** Dataset extract **
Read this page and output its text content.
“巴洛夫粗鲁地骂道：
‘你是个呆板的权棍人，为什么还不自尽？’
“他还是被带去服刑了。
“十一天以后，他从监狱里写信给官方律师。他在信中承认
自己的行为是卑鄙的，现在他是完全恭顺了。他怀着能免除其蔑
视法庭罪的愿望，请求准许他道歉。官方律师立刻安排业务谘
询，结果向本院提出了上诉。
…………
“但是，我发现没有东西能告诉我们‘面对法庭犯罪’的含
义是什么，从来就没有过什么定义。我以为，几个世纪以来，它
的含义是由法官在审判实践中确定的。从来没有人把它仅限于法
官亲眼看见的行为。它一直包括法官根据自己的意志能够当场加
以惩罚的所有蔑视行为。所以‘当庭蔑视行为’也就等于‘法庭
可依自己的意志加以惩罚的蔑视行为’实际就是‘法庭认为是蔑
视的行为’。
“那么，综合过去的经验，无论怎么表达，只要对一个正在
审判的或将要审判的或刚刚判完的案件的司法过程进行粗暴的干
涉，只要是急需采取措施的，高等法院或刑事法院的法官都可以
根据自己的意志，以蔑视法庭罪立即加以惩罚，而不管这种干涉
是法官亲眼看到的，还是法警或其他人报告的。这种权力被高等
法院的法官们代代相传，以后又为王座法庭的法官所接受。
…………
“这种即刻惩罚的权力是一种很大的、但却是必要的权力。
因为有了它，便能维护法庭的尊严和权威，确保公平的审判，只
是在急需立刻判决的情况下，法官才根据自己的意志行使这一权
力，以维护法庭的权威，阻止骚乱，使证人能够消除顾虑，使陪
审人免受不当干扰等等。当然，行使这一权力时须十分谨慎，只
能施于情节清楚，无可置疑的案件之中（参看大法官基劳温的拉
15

** Goal **
Transcribe every record above exactly as it appears.

** Finished answer **
Read this page and output its text content.
“巴洛夫粗鲁地骂道：
‘你是个呆板的权棍人，为什么还不自尽？’
“他还是被带去服刑了。
“十一天以后，他从监狱里写信给官方律师。他在信中承认
自己的行为是卑鄙的，现在他是完全恭顺了。他怀着能免除其蔑
视法庭罪的愿望，请求准许他道歉。官方律师立刻安排业务谘
询，结果向本院提出了上诉。
…………
“但是，我发现没有东西能告诉我们‘面对法庭犯罪’的含
义是什么，从来就没有过什么定义。我以为，几个世纪以来，它
的含义是由法官在审判实践中确定的。从来没有人把它仅限于法
官亲眼看见的行为。它一直包括法官根据自己的意志能够当场加
以惩罚的所有蔑视行为。所以‘当庭蔑视行为’也就等于‘法庭
可依自己的意志加以惩罚的蔑视行为’实际就是‘法庭认为是蔑
视的行为’。
“那么，综合过去的经验，无论怎么表达，只要对一个正在
审判的或将要审判的或刚刚判完的案件的司法过程进行粗暴的干
涉，只要是急需采取措施的，高等法院或刑事法院的法官都可以
根据自己的意志，以蔑视法庭罪立即加以惩罚，而不管这种干涉
是法官亲眼看到的，还是法警或其他人报告的。这种权力被高等
法院的法官们代代相传，以后又为王座法庭的法官所接受。
…………
“这种即刻惩罚的权力是一种很大的、但却是必要的权力。
因为有了它，便能维护法庭的尊严和权威，确保公平的审判，只
是在急需立刻判决的情况下，法官才根据自己的意志行使这一权
力，以维护法庭的权威，阻止骚乱，使证人能够消除顾虑，使陪
审人免受不当干扰等等。当然，行使这一权力时须十分谨慎，只
能施于情节清楚，无可置疑的案件之中（参看大法官基劳温的拉
15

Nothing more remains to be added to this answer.